::: RECORDS FOR THIS EXERCISE :::

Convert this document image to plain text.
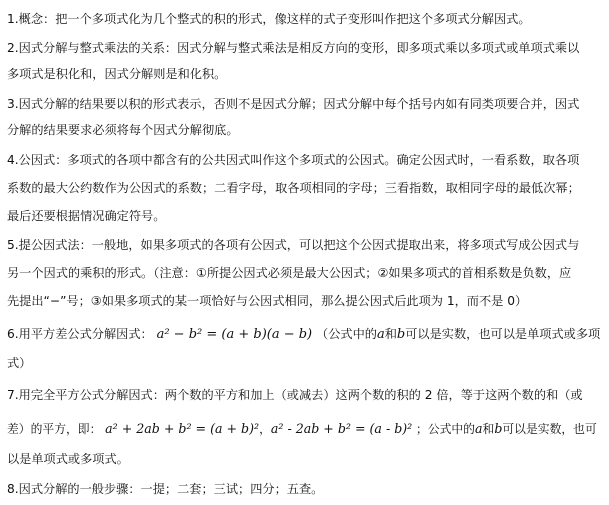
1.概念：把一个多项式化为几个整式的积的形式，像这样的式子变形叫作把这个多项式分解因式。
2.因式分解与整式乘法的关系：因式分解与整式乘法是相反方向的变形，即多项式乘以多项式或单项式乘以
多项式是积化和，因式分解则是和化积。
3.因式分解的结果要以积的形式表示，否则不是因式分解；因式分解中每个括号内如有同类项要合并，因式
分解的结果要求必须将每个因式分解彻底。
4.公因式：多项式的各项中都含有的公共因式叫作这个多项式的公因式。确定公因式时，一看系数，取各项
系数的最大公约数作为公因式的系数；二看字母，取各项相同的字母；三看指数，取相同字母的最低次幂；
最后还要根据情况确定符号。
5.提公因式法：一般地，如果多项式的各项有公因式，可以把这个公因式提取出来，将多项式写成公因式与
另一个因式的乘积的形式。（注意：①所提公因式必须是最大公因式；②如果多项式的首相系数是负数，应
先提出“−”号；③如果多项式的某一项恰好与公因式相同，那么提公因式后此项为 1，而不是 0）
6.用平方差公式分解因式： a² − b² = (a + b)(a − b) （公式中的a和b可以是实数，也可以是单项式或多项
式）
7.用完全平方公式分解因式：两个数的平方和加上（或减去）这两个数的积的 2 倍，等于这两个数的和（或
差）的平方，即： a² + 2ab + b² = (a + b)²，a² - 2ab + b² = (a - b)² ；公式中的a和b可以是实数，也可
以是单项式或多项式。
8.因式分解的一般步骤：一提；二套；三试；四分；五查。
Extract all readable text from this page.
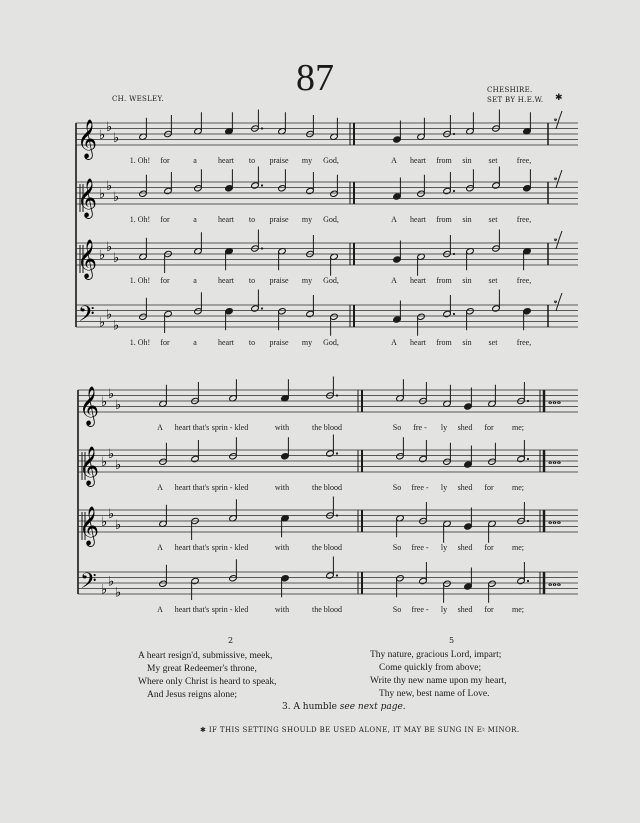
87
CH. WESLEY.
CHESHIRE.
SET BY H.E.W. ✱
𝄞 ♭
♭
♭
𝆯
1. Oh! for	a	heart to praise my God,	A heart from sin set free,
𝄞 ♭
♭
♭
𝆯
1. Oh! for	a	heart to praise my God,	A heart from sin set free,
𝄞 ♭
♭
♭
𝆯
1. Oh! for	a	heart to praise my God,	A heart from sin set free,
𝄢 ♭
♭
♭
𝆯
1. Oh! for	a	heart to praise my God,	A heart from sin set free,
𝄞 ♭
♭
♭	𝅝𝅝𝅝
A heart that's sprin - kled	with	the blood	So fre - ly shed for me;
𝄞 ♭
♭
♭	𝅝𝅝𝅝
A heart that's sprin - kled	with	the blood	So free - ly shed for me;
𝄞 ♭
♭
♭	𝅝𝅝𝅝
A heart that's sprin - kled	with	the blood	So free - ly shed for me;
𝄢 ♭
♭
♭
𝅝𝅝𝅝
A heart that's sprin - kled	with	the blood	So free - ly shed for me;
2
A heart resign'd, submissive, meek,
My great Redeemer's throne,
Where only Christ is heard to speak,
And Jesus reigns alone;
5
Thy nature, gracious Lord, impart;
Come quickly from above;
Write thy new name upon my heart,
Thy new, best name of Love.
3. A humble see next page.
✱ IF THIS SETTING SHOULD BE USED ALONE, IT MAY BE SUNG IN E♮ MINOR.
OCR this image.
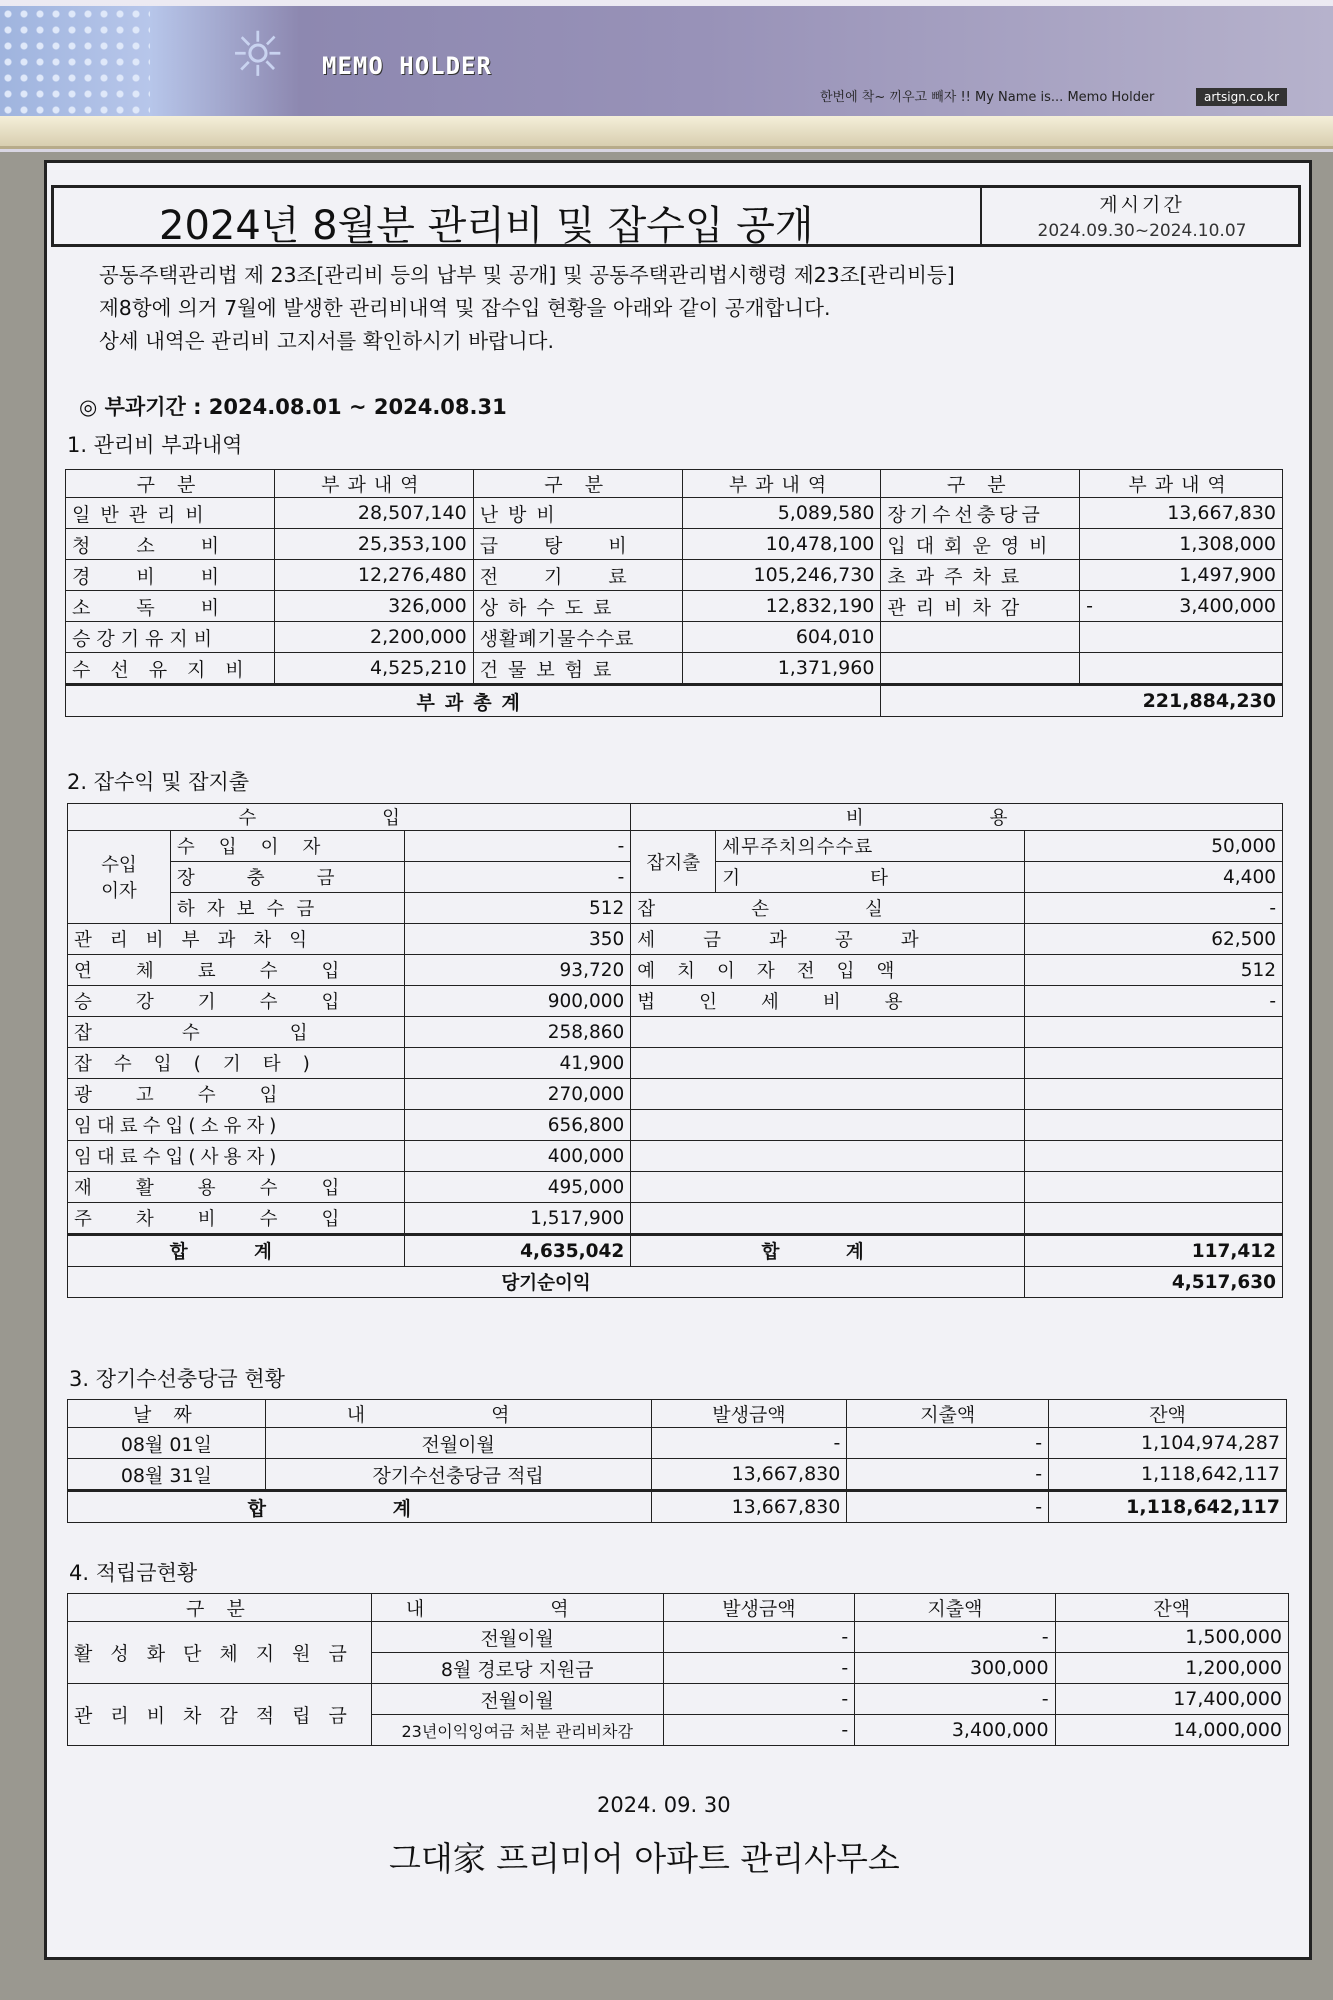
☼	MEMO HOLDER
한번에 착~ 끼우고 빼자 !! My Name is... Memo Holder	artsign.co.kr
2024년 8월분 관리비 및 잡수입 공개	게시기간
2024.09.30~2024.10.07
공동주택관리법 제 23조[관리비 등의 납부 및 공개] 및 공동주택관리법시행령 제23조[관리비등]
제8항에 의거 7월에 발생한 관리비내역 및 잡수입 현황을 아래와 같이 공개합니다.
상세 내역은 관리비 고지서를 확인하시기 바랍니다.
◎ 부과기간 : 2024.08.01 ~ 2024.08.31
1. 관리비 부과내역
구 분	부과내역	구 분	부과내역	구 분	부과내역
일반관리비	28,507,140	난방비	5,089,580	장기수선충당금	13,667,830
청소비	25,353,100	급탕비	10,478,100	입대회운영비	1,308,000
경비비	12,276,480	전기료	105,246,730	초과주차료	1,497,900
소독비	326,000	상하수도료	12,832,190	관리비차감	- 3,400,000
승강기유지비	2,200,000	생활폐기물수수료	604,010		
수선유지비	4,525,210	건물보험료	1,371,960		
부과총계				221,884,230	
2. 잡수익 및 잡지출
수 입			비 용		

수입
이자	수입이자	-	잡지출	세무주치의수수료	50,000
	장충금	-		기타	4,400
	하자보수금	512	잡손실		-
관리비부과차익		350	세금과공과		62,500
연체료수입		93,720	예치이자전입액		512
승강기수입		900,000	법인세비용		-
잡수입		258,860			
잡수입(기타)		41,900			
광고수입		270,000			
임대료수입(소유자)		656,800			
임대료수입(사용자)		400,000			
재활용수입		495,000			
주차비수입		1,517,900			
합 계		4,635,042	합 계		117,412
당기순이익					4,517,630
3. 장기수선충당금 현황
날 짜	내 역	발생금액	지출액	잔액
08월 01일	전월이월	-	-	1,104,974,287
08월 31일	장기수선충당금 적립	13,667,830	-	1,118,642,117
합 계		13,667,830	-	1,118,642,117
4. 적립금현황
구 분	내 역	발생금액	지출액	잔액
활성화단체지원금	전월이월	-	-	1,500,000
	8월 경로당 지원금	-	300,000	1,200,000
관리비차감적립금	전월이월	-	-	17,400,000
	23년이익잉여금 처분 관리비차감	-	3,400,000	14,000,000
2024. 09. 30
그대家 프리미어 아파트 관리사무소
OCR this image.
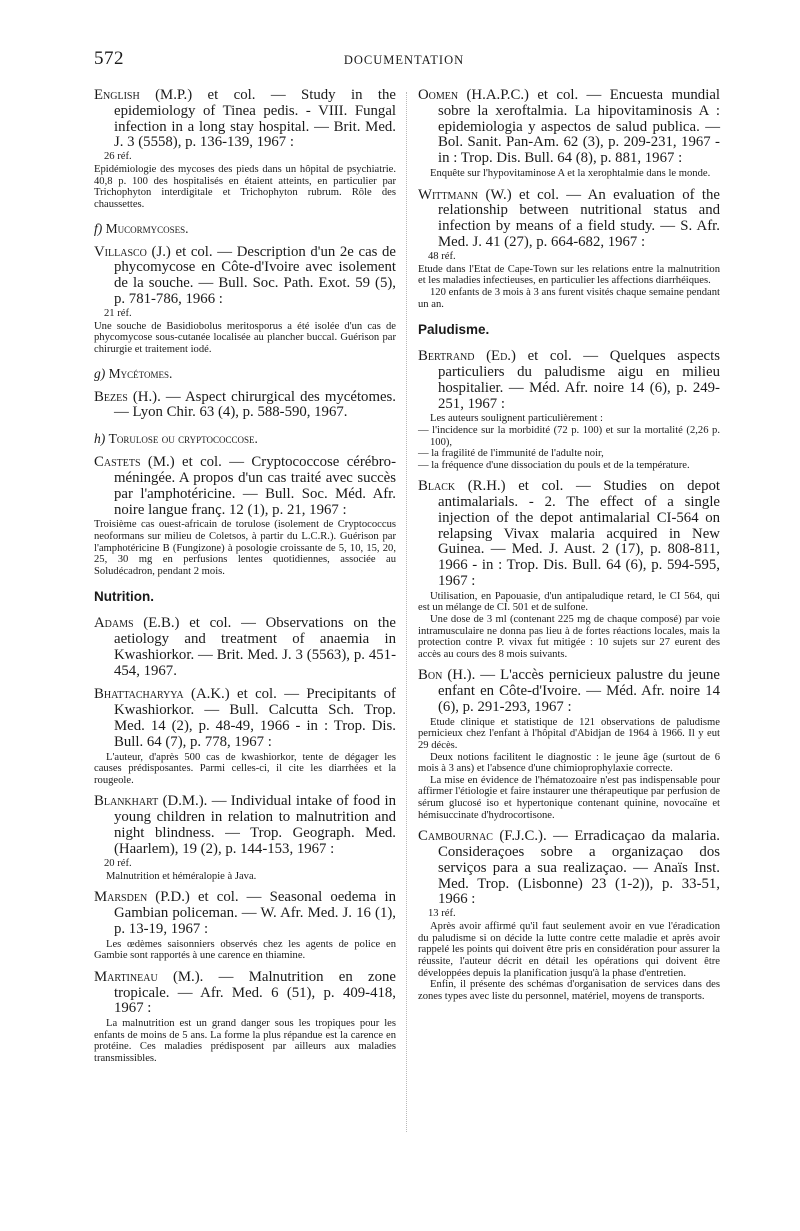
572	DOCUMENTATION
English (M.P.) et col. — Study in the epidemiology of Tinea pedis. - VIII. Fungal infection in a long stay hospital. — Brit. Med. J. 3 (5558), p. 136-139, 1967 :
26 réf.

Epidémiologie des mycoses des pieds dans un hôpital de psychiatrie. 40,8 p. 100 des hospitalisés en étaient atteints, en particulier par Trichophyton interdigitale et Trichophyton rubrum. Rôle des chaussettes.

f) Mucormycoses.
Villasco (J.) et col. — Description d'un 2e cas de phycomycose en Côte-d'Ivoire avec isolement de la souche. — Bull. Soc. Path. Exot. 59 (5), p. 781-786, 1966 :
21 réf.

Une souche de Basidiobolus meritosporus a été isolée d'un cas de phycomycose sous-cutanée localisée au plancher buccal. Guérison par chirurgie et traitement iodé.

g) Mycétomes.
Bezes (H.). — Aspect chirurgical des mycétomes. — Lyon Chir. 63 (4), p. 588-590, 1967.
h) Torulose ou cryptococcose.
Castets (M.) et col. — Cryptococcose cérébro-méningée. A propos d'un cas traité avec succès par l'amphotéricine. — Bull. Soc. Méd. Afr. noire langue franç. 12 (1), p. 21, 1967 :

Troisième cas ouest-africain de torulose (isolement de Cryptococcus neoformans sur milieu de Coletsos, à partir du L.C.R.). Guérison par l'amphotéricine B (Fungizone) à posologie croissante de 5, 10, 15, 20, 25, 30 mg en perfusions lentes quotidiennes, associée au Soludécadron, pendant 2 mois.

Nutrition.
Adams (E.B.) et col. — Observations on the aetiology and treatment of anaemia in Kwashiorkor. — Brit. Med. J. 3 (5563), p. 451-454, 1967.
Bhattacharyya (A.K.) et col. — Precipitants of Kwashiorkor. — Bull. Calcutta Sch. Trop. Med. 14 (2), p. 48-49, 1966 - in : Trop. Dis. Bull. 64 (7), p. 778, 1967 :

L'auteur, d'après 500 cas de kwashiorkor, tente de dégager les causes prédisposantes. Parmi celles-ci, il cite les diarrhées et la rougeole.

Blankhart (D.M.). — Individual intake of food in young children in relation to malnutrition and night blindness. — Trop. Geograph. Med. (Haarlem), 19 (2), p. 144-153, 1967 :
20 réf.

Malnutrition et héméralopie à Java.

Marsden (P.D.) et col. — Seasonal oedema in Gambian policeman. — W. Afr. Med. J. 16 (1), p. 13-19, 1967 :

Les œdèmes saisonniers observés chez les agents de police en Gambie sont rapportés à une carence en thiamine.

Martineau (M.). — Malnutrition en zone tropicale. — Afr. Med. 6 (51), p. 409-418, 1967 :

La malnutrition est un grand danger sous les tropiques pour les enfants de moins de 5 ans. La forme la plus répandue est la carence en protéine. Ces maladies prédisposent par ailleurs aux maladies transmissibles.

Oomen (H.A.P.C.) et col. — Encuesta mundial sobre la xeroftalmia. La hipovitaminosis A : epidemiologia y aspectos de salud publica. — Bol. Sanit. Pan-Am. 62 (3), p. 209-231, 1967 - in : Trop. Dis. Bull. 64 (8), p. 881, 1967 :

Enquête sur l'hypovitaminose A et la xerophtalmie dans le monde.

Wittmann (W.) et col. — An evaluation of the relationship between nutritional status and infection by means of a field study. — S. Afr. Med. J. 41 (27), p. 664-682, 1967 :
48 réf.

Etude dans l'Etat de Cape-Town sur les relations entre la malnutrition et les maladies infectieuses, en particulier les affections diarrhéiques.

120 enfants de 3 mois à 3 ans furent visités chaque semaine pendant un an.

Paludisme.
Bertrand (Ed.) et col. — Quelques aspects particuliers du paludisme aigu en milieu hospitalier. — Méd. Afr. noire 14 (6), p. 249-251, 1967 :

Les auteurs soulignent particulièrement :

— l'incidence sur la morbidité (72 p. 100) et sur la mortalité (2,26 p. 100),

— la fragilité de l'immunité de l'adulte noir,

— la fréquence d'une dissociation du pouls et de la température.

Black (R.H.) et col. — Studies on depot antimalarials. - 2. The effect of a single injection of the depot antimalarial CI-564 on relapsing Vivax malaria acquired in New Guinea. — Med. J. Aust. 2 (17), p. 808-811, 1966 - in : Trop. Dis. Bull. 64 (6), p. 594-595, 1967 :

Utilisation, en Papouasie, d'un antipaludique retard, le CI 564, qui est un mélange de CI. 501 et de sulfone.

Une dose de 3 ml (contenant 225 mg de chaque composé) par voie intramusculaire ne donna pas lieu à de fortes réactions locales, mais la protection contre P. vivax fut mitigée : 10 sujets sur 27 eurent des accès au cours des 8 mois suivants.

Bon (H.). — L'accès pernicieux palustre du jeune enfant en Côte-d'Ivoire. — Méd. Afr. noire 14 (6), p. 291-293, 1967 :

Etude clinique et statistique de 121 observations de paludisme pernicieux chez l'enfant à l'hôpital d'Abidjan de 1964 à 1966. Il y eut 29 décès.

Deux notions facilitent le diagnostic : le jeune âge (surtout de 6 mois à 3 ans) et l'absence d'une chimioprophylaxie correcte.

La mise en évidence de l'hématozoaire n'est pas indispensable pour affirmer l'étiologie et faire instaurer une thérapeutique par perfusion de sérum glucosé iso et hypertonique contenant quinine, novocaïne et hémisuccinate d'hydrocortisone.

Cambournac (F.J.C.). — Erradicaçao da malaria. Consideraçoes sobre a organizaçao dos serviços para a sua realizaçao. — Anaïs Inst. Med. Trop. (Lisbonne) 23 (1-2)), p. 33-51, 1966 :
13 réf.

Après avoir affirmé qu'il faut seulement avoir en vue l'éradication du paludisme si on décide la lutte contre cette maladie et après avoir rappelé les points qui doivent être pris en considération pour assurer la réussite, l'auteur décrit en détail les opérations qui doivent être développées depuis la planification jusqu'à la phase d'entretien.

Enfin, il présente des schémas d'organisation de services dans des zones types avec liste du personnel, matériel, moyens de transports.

:::

Work out how many lines of the material above contain the word "milieu", then give only that figure.

2